*EXERCISE REQUIREMENTS*
Transcribe all records exactly.

Data items:

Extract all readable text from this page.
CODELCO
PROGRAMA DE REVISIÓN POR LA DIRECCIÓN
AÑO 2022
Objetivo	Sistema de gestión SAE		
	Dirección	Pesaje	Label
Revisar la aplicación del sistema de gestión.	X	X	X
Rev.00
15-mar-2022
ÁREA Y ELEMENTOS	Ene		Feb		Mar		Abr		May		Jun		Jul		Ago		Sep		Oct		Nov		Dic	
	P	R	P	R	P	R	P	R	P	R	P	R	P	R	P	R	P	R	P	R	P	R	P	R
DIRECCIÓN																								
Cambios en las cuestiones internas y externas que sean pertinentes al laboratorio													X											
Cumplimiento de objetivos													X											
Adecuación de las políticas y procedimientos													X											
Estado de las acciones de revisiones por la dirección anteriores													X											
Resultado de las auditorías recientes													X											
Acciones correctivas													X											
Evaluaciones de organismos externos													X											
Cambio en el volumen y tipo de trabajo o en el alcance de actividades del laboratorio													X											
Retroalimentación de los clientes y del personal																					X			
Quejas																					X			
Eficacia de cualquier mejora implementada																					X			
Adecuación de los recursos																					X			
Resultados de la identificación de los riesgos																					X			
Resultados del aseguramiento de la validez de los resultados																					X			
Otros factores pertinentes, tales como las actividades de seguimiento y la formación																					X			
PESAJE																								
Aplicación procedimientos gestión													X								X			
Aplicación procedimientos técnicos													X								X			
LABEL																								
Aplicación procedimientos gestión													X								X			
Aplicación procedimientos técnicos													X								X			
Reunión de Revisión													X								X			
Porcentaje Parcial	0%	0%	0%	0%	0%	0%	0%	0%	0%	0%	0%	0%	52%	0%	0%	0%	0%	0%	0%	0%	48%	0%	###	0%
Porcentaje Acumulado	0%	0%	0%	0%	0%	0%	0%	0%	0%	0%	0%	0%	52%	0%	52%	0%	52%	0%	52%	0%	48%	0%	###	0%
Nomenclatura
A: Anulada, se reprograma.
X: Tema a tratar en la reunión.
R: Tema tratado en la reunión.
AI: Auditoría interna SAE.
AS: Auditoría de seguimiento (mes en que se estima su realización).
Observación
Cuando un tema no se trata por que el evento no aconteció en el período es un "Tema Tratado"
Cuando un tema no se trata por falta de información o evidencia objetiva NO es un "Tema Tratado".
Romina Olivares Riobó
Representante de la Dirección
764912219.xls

*FULL OUTPUT*
Extract all readable text from this page.
CODELCO
PROGRAMA DE REVISIÓN POR LA DIRECCIÓN
AÑO 2022
Objetivo	Sistema de gestión SAE		
	Dirección	Pesaje	Label
Revisar la aplicación del sistema de gestión.	X	X	X
Rev.00
15-mar-2022
ÁREA Y ELEMENTOS	Ene		Feb		Mar		Abr		May		Jun		Jul		Ago		Sep		Oct		Nov		Dic	
	P	R	P	R	P	R	P	R	P	R	P	R	P	R	P	R	P	R	P	R	P	R	P	R
DIRECCIÓN																								
Cambios en las cuestiones internas y externas que sean pertinentes al laboratorio													X											
Cumplimiento de objetivos													X											
Adecuación de las políticas y procedimientos													X											
Estado de las acciones de revisiones por la dirección anteriores													X											
Resultado de las auditorías recientes													X											
Acciones correctivas													X											
Evaluaciones de organismos externos													X											
Cambio en el volumen y tipo de trabajo o en el alcance de actividades del laboratorio													X											
Retroalimentación de los clientes y del personal																					X			
Quejas																					X			
Eficacia de cualquier mejora implementada																					X			
Adecuación de los recursos																					X			
Resultados de la identificación de los riesgos																					X			
Resultados del aseguramiento de la validez de los resultados																					X			
Otros factores pertinentes, tales como las actividades de seguimiento y la formación																					X			
PESAJE																								
Aplicación procedimientos gestión													X								X			
Aplicación procedimientos técnicos													X								X			
LABEL																								
Aplicación procedimientos gestión													X								X			
Aplicación procedimientos técnicos													X								X			
Reunión de Revisión													X								X			
Porcentaje Parcial	0%	0%	0%	0%	0%	0%	0%	0%	0%	0%	0%	0%	52%	0%	0%	0%	0%	0%	0%	0%	48%	0%	###	0%
Porcentaje Acumulado	0%	0%	0%	0%	0%	0%	0%	0%	0%	0%	0%	0%	52%	0%	52%	0%	52%	0%	52%	0%	48%	0%	###	0%
Nomenclatura
A: Anulada, se reprograma.
X: Tema a tratar en la reunión.
R: Tema tratado en la reunión.
AI: Auditoría interna SAE.
AS: Auditoría de seguimiento (mes en que se estima su realización).
Observación
Cuando un tema no se trata por que el evento no aconteció en el período es un "Tema Tratado"
Cuando un tema no se trata por falta de información o evidencia objetiva NO es un "Tema Tratado".
Romina Olivares Riobó
Representante de la Dirección
764912219.xls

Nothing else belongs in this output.